What needs to be done.
Every record below should be printed exactly as given.

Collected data
========================

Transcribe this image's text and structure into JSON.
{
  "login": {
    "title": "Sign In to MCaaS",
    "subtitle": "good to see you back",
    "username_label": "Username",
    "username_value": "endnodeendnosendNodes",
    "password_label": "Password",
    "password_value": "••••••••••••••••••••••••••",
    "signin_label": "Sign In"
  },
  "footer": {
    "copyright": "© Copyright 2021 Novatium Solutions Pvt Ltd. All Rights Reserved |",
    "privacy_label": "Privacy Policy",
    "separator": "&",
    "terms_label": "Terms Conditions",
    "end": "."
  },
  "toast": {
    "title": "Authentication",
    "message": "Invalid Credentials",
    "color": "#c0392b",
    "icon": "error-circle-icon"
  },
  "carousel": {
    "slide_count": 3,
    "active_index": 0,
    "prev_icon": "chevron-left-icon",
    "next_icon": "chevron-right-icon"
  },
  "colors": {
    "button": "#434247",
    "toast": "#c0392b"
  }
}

========================

Answer in full.
Transcribe this image's text and structure into JSON.
{
  "login": {
    "title": "Sign In to MCaaS",
    "subtitle": "good to see you back",
    "username_label": "Username",
    "username_value": "endnodeendnosendNodes",
    "password_label": "Password",
    "password_value": "••••••••••••••••••••••••••",
    "signin_label": "Sign In"
  },
  "footer": {
    "copyright": "© Copyright 2021 Novatium Solutions Pvt Ltd. All Rights Reserved |",
    "privacy_label": "Privacy Policy",
    "separator": "&",
    "terms_label": "Terms Conditions",
    "end": "."
  },
  "toast": {
    "title": "Authentication",
    "message": "Invalid Credentials",
    "color": "#c0392b",
    "icon": "error-circle-icon"
  },
  "carousel": {
    "slide_count": 3,
    "active_index": 0,
    "prev_icon": "chevron-left-icon",
    "next_icon": "chevron-right-icon"
  },
  "colors": {
    "button": "#434247",
    "toast": "#c0392b"
  }
}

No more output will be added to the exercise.